▶ _Given request 1_:
Answer these questions about the divergence exercise.
(a) What divergence does the answer give for v_a?
(b) What expression does the answer give for the divergence of v_c?
(c) What does the question at the end ask to be calculated?

▶ _Text passage_:
━━━━━━━━

Calculate the divergence of the following vector functions:

\[ \begin{aligned} \mathbf{v_a} &=& x^2 \hat x + 3xz^2 \hat y - 2xz \hat z \\ \mathbf{v_b} &=& xy \hat x + 2 yz \hat y + 3 z x \hat z\\ \mathbf{v_c} &=& y^2 \hat x + (2xy +z^2) \hat y + 2yz \hat z \end{aligned} \]

Answer

\[ \begin{aligned} \nabla \cdot \mathbf{v_a} &= \left ( \frac{\partial}{\partial x} \hat{x} + \frac{\partial}{\partial y} \hat{y} +\frac{\partial}{\partial z} \hat{z} \right ) \cdot (x^2 \hat{x} + 3xz \hat{y} -2xz\hat{z})\\ &= 2x - 2x\\ &= 0. \\ \\ \nabla \cdot \mathbf{v_b} &= y + 2z +3x\\ \\ \nabla \cdot \mathbf{v_c} &= 2x + 2y \end{aligned} \]

Question

Calculate the curls of the vector functions in problem 3.

━━━━━━━━

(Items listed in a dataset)

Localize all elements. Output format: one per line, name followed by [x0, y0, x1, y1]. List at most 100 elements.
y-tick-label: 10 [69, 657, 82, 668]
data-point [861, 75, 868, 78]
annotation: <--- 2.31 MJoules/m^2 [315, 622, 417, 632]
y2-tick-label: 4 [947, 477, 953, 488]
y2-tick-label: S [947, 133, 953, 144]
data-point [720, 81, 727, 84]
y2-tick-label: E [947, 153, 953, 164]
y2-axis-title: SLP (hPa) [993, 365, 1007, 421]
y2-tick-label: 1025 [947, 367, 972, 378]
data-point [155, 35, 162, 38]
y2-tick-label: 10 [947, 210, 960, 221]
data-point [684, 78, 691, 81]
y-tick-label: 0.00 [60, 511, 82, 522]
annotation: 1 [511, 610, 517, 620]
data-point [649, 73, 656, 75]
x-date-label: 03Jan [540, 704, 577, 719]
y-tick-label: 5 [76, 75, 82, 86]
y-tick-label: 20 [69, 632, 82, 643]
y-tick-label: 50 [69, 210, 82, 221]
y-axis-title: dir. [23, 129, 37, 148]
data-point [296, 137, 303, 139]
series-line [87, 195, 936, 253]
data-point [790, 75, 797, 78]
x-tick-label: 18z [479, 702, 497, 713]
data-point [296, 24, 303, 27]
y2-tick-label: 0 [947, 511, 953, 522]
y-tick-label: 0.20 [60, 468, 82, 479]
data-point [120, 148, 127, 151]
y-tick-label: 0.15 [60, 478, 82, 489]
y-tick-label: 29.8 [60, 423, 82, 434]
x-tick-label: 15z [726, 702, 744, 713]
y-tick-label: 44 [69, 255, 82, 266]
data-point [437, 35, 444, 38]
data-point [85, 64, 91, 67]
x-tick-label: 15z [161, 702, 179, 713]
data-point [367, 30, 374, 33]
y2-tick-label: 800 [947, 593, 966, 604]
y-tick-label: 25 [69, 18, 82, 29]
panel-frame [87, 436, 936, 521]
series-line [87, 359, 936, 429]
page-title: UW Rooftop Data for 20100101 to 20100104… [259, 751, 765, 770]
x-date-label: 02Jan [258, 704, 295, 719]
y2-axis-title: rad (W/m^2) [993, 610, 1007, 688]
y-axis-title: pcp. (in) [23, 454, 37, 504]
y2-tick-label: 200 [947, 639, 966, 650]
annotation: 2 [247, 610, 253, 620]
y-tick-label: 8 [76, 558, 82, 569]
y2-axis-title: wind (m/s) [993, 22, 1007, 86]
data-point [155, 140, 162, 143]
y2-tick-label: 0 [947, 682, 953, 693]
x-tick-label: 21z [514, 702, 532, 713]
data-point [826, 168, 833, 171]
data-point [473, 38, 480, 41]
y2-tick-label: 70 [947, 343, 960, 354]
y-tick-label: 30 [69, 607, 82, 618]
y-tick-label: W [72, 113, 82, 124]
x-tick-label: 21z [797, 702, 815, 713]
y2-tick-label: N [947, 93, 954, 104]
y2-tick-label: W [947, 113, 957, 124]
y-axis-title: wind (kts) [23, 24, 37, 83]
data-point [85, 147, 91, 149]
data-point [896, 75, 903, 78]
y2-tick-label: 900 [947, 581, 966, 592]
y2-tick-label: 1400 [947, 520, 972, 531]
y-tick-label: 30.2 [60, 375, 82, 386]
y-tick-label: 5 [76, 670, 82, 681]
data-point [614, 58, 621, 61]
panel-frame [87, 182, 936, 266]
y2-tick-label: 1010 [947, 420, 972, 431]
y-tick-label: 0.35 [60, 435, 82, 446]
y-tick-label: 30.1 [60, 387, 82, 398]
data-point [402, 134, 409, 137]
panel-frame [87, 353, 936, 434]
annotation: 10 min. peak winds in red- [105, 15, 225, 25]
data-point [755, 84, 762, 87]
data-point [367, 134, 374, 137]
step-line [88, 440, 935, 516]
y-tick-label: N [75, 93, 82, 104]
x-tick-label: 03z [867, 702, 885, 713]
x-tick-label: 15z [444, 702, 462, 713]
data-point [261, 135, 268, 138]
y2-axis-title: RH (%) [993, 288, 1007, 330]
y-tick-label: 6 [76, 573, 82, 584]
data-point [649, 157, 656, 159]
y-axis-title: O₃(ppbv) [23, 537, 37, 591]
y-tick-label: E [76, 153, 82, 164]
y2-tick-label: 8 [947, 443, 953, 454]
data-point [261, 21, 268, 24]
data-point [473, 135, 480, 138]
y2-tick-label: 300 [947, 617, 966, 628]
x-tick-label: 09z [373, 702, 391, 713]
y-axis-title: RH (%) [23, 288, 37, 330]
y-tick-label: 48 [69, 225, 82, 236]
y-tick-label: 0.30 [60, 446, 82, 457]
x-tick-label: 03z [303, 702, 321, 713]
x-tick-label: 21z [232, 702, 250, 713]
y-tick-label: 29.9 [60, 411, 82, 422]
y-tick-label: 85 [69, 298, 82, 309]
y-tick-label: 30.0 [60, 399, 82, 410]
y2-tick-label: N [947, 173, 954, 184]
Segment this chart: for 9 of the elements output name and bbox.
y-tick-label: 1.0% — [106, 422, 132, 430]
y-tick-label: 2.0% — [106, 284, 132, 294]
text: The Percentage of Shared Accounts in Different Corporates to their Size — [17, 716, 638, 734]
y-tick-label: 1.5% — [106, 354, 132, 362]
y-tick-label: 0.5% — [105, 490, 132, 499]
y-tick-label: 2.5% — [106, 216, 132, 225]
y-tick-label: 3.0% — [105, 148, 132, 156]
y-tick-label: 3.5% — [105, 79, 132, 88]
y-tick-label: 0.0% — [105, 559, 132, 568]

━━━━━━━━

▶ _Given request 2_: Copy word for word the part of the records that opens with their first line and closes with the line containing "data-point [296, 24, 303, 27]", including both of those lines.

▶ _Written answer 1_:
(a) 0
(b) 2x + 2y
(c) The curls of the vector functions in problem 3

▶ _Written answer 2_:
Localize all elements. Output format: one per line, name followed by [x0, y0, x1, y1]. List at most 100 elements.
y-tick-label: 10 [69, 657, 82, 668]
data-point [861, 75, 868, 78]
annotation: <--- 2.31 MJoules/m^2 [315, 622, 417, 632]
y2-tick-label: 4 [947, 477, 953, 488]
y2-tick-label: S [947, 133, 953, 144]
data-point [720, 81, 727, 84]
y2-tick-label: E [947, 153, 953, 164]
y2-axis-title: SLP (hPa) [993, 365, 1007, 421]
y2-tick-label: 1025 [947, 367, 972, 378]
data-point [155, 35, 162, 38]
y2-tick-label: 10 [947, 210, 960, 221]
data-point [684, 78, 691, 81]
y-tick-label: 0.00 [60, 511, 82, 522]
annotation: 1 [511, 610, 517, 620]
data-point [649, 73, 656, 75]
x-date-label: 03Jan [540, 704, 577, 719]
y-tick-label: 5 [76, 75, 82, 86]
y-tick-label: 20 [69, 632, 82, 643]
y-tick-label: 50 [69, 210, 82, 221]
y-axis-title: dir. [23, 129, 37, 148]
data-point [296, 137, 303, 139]
series-line [87, 195, 936, 253]
data-point [790, 75, 797, 78]
x-tick-label: 18z [479, 702, 497, 713]
data-point [296, 24, 303, 27]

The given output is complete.